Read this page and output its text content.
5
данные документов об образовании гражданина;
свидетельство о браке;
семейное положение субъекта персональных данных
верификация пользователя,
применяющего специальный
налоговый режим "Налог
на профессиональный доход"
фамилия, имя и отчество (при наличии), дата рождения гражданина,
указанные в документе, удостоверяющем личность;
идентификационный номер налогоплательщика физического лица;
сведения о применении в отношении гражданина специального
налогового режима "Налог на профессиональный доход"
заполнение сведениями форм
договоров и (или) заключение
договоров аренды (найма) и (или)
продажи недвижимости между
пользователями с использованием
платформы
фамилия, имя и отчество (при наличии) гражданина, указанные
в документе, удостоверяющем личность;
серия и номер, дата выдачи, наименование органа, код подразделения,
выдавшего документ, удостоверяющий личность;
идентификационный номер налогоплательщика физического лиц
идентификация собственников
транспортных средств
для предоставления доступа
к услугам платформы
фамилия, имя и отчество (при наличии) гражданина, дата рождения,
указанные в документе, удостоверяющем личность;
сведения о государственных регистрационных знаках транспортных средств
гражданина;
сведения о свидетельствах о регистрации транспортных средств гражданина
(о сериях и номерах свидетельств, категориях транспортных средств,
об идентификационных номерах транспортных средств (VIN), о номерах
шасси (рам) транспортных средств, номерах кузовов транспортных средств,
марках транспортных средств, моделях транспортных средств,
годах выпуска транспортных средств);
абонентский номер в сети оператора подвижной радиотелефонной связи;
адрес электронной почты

THE REQUEST:
Repeat each record in full; every line must match exactly.

RESULT BELOW:
Read this page and output its text content.
5
данные документов об образовании гражданина;
свидетельство о браке;
семейное положение субъекта персональных данных
верификация пользователя,
применяющего специальный
налоговый режим "Налог
на профессиональный доход"
фамилия, имя и отчество (при наличии), дата рождения гражданина,
указанные в документе, удостоверяющем личность;
идентификационный номер налогоплательщика физического лица;
сведения о применении в отношении гражданина специального
налогового режима "Налог на профессиональный доход"
заполнение сведениями форм
договоров и (или) заключение
договоров аренды (найма) и (или)
продажи недвижимости между
пользователями с использованием
платформы
фамилия, имя и отчество (при наличии) гражданина, указанные
в документе, удостоверяющем личность;
серия и номер, дата выдачи, наименование органа, код подразделения,
выдавшего документ, удостоверяющий личность;
идентификационный номер налогоплательщика физического лиц
идентификация собственников
транспортных средств
для предоставления доступа
к услугам платформы
фамилия, имя и отчество (при наличии) гражданина, дата рождения,
указанные в документе, удостоверяющем личность;
сведения о государственных регистрационных знаках транспортных средств
гражданина;
сведения о свидетельствах о регистрации транспортных средств гражданина
(о сериях и номерах свидетельств, категориях транспортных средств,
об идентификационных номерах транспортных средств (VIN), о номерах
шасси (рам) транспортных средств, номерах кузовов транспортных средств,
марках транспортных средств, моделях транспортных средств,
годах выпуска транспортных средств);
абонентский номер в сети оператора подвижной радиотелефонной связи;
адрес электронной почты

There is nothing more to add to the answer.